## Instructions to follow
Exclude any images and output the remaining records exactly.

## Excerpted data
....................

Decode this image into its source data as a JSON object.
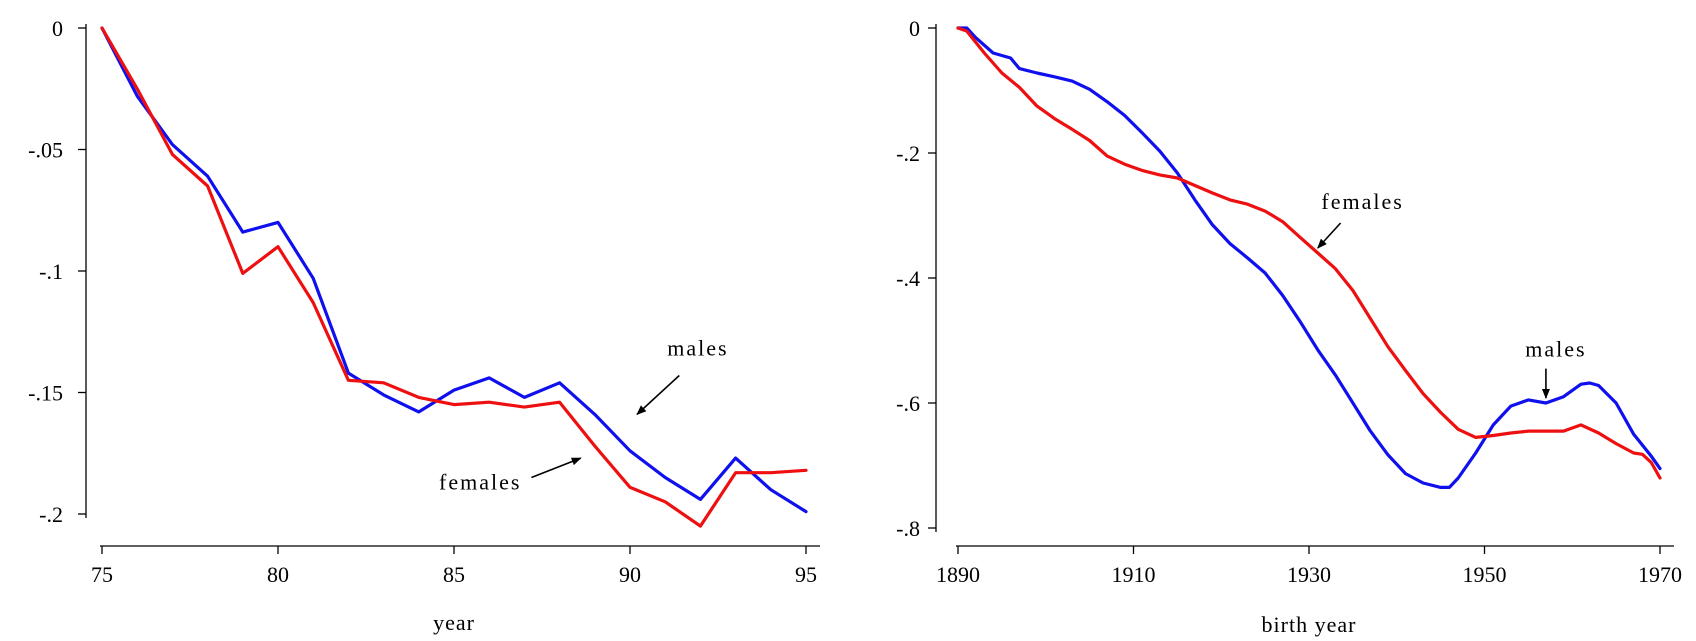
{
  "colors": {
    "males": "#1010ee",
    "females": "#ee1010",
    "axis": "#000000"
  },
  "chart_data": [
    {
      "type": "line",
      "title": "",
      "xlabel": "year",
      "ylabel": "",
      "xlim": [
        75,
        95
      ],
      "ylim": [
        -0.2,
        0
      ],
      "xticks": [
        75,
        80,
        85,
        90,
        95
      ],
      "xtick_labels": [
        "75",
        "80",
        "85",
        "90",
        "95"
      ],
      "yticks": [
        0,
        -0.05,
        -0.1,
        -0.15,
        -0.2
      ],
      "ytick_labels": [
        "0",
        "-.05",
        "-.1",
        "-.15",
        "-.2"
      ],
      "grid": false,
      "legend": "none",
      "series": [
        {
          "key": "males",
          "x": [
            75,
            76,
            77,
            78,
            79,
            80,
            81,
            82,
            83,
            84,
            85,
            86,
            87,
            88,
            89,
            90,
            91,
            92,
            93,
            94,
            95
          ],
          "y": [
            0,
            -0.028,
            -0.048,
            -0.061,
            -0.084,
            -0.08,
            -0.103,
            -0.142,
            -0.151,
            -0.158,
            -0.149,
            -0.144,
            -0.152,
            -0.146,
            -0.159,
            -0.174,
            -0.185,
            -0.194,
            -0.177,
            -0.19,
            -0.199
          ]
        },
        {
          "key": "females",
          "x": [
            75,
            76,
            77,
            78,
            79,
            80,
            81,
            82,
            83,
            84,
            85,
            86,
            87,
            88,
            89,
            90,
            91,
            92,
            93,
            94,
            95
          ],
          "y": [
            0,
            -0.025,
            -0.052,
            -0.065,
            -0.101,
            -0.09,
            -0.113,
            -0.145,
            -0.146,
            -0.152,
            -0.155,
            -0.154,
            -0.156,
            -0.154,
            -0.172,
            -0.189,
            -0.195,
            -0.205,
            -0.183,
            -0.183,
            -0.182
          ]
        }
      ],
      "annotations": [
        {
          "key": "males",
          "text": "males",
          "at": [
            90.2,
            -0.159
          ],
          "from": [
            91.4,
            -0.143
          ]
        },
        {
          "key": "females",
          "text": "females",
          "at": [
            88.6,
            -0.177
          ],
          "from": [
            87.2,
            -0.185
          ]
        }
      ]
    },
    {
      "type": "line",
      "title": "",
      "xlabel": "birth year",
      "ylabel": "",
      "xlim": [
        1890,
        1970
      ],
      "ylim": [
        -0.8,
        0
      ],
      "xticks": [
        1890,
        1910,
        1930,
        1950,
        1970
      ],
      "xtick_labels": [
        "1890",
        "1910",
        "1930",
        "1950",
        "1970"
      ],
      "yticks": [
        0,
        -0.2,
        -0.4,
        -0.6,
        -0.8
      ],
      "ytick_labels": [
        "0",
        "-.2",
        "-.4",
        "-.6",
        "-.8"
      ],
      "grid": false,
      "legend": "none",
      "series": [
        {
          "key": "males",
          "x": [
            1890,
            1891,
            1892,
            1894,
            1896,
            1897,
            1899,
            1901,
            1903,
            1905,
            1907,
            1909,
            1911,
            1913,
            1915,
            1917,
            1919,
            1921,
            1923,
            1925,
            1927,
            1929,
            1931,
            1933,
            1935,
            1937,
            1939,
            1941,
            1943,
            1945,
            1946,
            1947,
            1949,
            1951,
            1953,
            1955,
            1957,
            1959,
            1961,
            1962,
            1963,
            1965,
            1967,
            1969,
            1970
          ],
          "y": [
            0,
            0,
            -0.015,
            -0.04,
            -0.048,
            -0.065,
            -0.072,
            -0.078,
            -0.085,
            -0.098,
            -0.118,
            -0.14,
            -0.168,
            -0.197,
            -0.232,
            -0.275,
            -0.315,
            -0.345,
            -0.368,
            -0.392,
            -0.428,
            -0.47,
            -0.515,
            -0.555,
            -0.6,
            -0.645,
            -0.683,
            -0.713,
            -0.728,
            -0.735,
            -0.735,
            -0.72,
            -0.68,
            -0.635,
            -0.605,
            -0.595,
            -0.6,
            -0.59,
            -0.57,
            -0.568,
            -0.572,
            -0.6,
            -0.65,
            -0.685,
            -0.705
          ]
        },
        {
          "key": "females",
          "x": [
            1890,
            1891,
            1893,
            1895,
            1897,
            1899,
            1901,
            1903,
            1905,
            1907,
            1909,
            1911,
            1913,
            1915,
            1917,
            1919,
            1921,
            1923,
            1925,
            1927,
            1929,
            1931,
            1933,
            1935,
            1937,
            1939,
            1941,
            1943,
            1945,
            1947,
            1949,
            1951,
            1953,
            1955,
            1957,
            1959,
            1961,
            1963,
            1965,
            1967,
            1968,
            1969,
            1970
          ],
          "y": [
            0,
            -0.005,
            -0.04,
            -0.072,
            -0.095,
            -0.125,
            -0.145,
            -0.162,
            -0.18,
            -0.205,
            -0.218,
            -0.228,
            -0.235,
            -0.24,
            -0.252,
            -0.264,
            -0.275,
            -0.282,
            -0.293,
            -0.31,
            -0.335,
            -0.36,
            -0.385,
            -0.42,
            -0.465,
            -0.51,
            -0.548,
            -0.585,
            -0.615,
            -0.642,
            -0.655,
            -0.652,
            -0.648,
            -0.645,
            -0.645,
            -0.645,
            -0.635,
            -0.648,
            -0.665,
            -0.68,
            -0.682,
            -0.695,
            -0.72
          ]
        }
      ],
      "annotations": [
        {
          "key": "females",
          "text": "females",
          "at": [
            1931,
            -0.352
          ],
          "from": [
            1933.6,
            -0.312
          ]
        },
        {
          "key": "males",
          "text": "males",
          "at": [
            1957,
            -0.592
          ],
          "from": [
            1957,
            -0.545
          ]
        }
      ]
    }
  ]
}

....................

## Written solution
Decode this image into its source data as a JSON object.
{
  "colors": {
    "males": "#1010ee",
    "females": "#ee1010",
    "axis": "#000000"
  },
  "chart_data": [
    {
      "type": "line",
      "title": "",
      "xlabel": "year",
      "ylabel": "",
      "xlim": [
        75,
        95
      ],
      "ylim": [
        -0.2,
        0
      ],
      "xticks": [
        75,
        80,
        85,
        90,
        95
      ],
      "xtick_labels": [
        "75",
        "80",
        "85",
        "90",
        "95"
      ],
      "yticks": [
        0,
        -0.05,
        -0.1,
        -0.15,
        -0.2
      ],
      "ytick_labels": [
        "0",
        "-.05",
        "-.1",
        "-.15",
        "-.2"
      ],
      "grid": false,
      "legend": "none",
      "series": [
        {
          "key": "males",
          "x": [
            75,
            76,
            77,
            78,
            79,
            80,
            81,
            82,
            83,
            84,
            85,
            86,
            87,
            88,
            89,
            90,
            91,
            92,
            93,
            94,
            95
          ],
          "y": [
            0,
            -0.028,
            -0.048,
            -0.061,
            -0.084,
            -0.08,
            -0.103,
            -0.142,
            -0.151,
            -0.158,
            -0.149,
            -0.144,
            -0.152,
            -0.146,
            -0.159,
            -0.174,
            -0.185,
            -0.194,
            -0.177,
            -0.19,
            -0.199
          ]
        },
        {
          "key": "females",
          "x": [
            75,
            76,
            77,
            78,
            79,
            80,
            81,
            82,
            83,
            84,
            85,
            86,
            87,
            88,
            89,
            90,
            91,
            92,
            93,
            94,
            95
          ],
          "y": [
            0,
            -0.025,
            -0.052,
            -0.065,
            -0.101,
            -0.09,
            -0.113,
            -0.145,
            -0.146,
            -0.152,
            -0.155,
            -0.154,
            -0.156,
            -0.154,
            -0.172,
            -0.189,
            -0.195,
            -0.205,
            -0.183,
            -0.183,
            -0.182
          ]
        }
      ],
      "annotations": [
        {
          "key": "males",
          "text": "males",
          "at": [
            90.2,
            -0.159
          ],
          "from": [
            91.4,
            -0.143
          ]
        },
        {
          "key": "females",
          "text": "females",
          "at": [
            88.6,
            -0.177
          ],
          "from": [
            87.2,
            -0.185
          ]
        }
      ]
    },
    {
      "type": "line",
      "title": "",
      "xlabel": "birth year",
      "ylabel": "",
      "xlim": [
        1890,
        1970
      ],
      "ylim": [
        -0.8,
        0
      ],
      "xticks": [
        1890,
        1910,
        1930,
        1950,
        1970
      ],
      "xtick_labels": [
        "1890",
        "1910",
        "1930",
        "1950",
        "1970"
      ],
      "yticks": [
        0,
        -0.2,
        -0.4,
        -0.6,
        -0.8
      ],
      "ytick_labels": [
        "0",
        "-.2",
        "-.4",
        "-.6",
        "-.8"
      ],
      "grid": false,
      "legend": "none",
      "series": [
        {
          "key": "males",
          "x": [
            1890,
            1891,
            1892,
            1894,
            1896,
            1897,
            1899,
            1901,
            1903,
            1905,
            1907,
            1909,
            1911,
            1913,
            1915,
            1917,
            1919,
            1921,
            1923,
            1925,
            1927,
            1929,
            1931,
            1933,
            1935,
            1937,
            1939,
            1941,
            1943,
            1945,
            1946,
            1947,
            1949,
            1951,
            1953,
            1955,
            1957,
            1959,
            1961,
            1962,
            1963,
            1965,
            1967,
            1969,
            1970
          ],
          "y": [
            0,
            0,
            -0.015,
            -0.04,
            -0.048,
            -0.065,
            -0.072,
            -0.078,
            -0.085,
            -0.098,
            -0.118,
            -0.14,
            -0.168,
            -0.197,
            -0.232,
            -0.275,
            -0.315,
            -0.345,
            -0.368,
            -0.392,
            -0.428,
            -0.47,
            -0.515,
            -0.555,
            -0.6,
            -0.645,
            -0.683,
            -0.713,
            -0.728,
            -0.735,
            -0.735,
            -0.72,
            -0.68,
            -0.635,
            -0.605,
            -0.595,
            -0.6,
            -0.59,
            -0.57,
            -0.568,
            -0.572,
            -0.6,
            -0.65,
            -0.685,
            -0.705
          ]
        },
        {
          "key": "females",
          "x": [
            1890,
            1891,
            1893,
            1895,
            1897,
            1899,
            1901,
            1903,
            1905,
            1907,
            1909,
            1911,
            1913,
            1915,
            1917,
            1919,
            1921,
            1923,
            1925,
            1927,
            1929,
            1931,
            1933,
            1935,
            1937,
            1939,
            1941,
            1943,
            1945,
            1947,
            1949,
            1951,
            1953,
            1955,
            1957,
            1959,
            1961,
            1963,
            1965,
            1967,
            1968,
            1969,
            1970
          ],
          "y": [
            0,
            -0.005,
            -0.04,
            -0.072,
            -0.095,
            -0.125,
            -0.145,
            -0.162,
            -0.18,
            -0.205,
            -0.218,
            -0.228,
            -0.235,
            -0.24,
            -0.252,
            -0.264,
            -0.275,
            -0.282,
            -0.293,
            -0.31,
            -0.335,
            -0.36,
            -0.385,
            -0.42,
            -0.465,
            -0.51,
            -0.548,
            -0.585,
            -0.615,
            -0.642,
            -0.655,
            -0.652,
            -0.648,
            -0.645,
            -0.645,
            -0.645,
            -0.635,
            -0.648,
            -0.665,
            -0.68,
            -0.682,
            -0.695,
            -0.72
          ]
        }
      ],
      "annotations": [
        {
          "key": "females",
          "text": "females",
          "at": [
            1931,
            -0.352
          ],
          "from": [
            1933.6,
            -0.312
          ]
        },
        {
          "key": "males",
          "text": "males",
          "at": [
            1957,
            -0.592
          ],
          "from": [
            1957,
            -0.545
          ]
        }
      ]
    }
  ]
}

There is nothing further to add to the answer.